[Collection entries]
⟨

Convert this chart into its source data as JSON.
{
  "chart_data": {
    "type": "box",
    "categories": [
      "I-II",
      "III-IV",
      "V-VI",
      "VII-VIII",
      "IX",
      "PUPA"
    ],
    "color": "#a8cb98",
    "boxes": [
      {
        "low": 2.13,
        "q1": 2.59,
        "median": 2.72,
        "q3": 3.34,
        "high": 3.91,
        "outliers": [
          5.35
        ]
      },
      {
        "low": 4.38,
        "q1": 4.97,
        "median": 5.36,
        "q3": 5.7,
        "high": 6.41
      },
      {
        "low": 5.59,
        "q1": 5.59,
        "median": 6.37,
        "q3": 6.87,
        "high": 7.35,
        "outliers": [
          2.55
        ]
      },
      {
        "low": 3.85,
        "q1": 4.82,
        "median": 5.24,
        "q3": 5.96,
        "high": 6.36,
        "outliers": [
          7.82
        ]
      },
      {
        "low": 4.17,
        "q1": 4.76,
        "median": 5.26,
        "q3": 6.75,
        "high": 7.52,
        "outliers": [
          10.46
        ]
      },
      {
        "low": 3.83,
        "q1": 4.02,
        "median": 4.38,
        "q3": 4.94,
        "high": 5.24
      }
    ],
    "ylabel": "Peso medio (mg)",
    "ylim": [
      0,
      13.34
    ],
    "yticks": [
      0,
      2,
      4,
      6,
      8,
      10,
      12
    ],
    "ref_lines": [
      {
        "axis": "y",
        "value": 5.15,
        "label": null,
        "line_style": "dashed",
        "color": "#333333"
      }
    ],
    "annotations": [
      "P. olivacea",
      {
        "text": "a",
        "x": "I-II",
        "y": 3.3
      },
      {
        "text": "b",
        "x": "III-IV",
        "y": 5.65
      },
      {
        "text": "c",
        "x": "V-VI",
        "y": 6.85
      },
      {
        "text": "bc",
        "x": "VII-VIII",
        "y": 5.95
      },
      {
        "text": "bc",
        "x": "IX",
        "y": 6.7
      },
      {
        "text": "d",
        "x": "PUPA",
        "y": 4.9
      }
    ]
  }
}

⟩
⟨

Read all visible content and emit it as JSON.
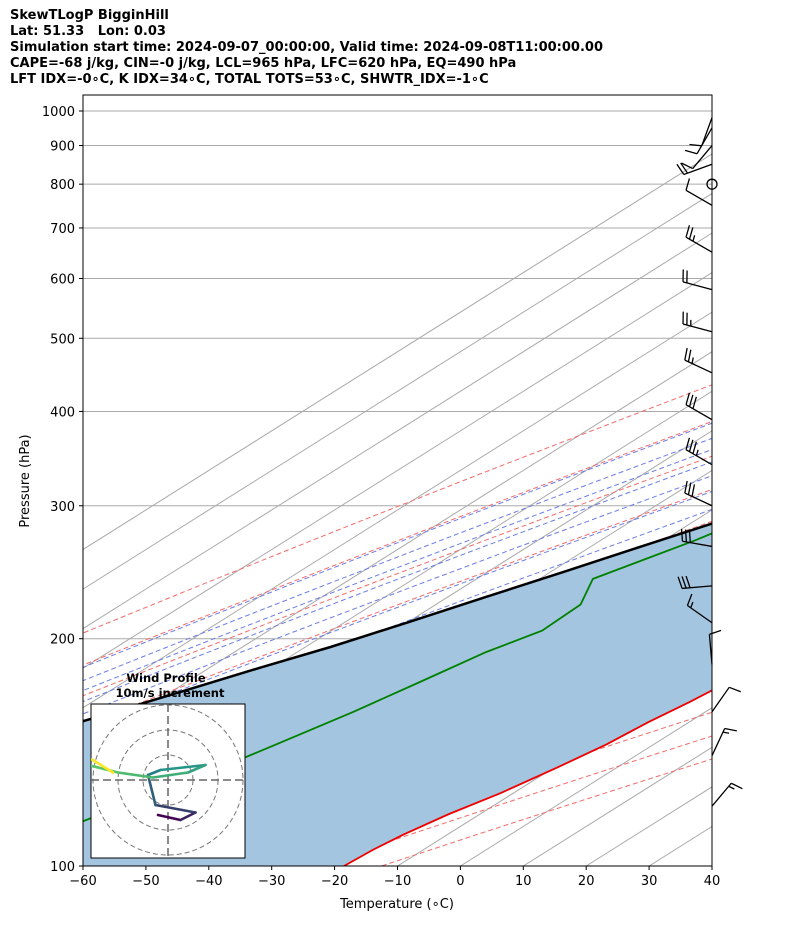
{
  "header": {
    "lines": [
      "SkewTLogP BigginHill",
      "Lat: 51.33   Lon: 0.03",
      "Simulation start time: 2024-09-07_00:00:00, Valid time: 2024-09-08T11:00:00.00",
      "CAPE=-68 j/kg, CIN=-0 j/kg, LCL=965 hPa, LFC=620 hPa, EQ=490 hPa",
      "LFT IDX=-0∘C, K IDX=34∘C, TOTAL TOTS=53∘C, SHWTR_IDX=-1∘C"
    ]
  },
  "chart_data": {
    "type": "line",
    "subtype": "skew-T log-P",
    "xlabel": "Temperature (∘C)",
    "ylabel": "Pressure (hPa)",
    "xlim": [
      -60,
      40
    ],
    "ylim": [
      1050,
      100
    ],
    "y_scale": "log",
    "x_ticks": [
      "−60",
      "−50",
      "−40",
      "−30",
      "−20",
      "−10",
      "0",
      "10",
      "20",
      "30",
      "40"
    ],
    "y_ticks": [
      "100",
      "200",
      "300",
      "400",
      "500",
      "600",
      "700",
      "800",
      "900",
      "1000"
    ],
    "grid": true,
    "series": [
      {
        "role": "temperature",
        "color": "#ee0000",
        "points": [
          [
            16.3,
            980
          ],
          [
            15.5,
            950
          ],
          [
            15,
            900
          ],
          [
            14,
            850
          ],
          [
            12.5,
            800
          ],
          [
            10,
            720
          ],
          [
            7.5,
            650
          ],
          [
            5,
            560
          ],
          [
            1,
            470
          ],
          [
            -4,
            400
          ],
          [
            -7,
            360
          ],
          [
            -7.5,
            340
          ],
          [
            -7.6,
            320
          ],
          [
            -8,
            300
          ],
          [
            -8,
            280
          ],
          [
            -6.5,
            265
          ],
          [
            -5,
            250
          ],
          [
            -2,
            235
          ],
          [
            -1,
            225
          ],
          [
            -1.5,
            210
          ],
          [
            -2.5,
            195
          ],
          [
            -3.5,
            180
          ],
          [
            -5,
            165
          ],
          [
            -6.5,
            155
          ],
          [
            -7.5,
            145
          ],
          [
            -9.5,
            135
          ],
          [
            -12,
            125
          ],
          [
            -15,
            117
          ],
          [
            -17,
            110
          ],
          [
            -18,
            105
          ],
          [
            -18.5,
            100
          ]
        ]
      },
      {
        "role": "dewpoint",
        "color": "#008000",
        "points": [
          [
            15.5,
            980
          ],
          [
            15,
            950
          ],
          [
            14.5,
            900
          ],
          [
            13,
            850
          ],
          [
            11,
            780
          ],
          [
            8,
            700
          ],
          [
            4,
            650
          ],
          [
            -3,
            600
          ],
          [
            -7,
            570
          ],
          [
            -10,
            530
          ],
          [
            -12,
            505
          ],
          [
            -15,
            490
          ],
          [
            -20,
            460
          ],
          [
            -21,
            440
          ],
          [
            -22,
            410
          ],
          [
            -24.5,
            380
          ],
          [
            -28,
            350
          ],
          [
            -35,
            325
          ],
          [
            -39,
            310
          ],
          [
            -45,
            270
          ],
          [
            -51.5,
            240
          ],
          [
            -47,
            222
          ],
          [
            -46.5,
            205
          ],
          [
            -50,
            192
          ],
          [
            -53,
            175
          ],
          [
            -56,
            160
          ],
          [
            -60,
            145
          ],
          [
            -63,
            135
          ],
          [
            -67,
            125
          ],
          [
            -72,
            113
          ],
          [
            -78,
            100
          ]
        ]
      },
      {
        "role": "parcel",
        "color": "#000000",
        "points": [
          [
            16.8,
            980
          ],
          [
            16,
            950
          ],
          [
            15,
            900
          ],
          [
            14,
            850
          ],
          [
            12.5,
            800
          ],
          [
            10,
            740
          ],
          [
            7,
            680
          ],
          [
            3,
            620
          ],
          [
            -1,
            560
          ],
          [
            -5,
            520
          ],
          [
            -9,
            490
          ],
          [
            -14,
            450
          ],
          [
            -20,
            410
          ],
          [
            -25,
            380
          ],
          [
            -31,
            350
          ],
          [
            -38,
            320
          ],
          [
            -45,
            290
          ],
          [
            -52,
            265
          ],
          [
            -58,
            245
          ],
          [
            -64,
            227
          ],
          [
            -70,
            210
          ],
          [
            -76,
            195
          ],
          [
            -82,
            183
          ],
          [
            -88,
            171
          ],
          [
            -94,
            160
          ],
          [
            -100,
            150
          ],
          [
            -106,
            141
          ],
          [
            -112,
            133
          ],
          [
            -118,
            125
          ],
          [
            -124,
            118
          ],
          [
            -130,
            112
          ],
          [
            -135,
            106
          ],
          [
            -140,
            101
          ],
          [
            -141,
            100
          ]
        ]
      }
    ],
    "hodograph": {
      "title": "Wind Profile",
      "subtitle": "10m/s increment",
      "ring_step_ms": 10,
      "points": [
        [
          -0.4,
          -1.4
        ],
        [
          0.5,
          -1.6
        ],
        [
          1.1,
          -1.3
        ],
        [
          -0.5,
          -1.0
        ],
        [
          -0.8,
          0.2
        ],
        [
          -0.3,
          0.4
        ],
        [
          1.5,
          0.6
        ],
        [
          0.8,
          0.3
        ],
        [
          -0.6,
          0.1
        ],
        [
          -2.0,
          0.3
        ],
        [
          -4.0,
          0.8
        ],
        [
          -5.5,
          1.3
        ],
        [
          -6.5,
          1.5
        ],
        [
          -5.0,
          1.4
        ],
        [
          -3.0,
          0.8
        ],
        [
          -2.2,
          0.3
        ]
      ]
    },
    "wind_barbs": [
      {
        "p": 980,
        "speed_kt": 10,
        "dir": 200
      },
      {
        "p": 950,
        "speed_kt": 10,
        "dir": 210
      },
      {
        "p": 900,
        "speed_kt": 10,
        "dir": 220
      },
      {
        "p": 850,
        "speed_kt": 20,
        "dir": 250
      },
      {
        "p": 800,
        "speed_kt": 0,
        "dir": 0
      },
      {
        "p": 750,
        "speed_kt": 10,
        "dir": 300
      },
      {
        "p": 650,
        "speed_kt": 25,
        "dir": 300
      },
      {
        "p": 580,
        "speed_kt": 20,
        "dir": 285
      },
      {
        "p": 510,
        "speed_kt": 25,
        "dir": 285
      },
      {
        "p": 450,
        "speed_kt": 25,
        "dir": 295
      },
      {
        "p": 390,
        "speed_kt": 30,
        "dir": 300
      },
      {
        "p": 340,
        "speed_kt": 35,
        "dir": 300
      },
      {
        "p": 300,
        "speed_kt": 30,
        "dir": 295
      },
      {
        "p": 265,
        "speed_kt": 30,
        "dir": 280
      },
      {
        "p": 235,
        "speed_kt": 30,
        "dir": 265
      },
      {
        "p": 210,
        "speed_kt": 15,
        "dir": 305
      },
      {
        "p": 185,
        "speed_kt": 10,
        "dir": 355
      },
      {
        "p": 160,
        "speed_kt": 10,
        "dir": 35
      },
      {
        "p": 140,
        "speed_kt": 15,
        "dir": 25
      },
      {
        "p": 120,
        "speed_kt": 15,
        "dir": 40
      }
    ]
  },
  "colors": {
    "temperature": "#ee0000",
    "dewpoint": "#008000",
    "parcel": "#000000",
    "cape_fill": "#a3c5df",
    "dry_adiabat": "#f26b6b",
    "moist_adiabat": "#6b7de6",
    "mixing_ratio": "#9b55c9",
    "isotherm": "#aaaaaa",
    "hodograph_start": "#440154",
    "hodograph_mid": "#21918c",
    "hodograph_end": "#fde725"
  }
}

⟩

** Task to complete **
Scan the lines for the string "high". Pick out every line that has it.

** Expected answer **
        "high": 3.91,
        "high": 6.41
        "high": 7.35,
        "high": 6.36,
        "high": 7.52,
        "high": 5.24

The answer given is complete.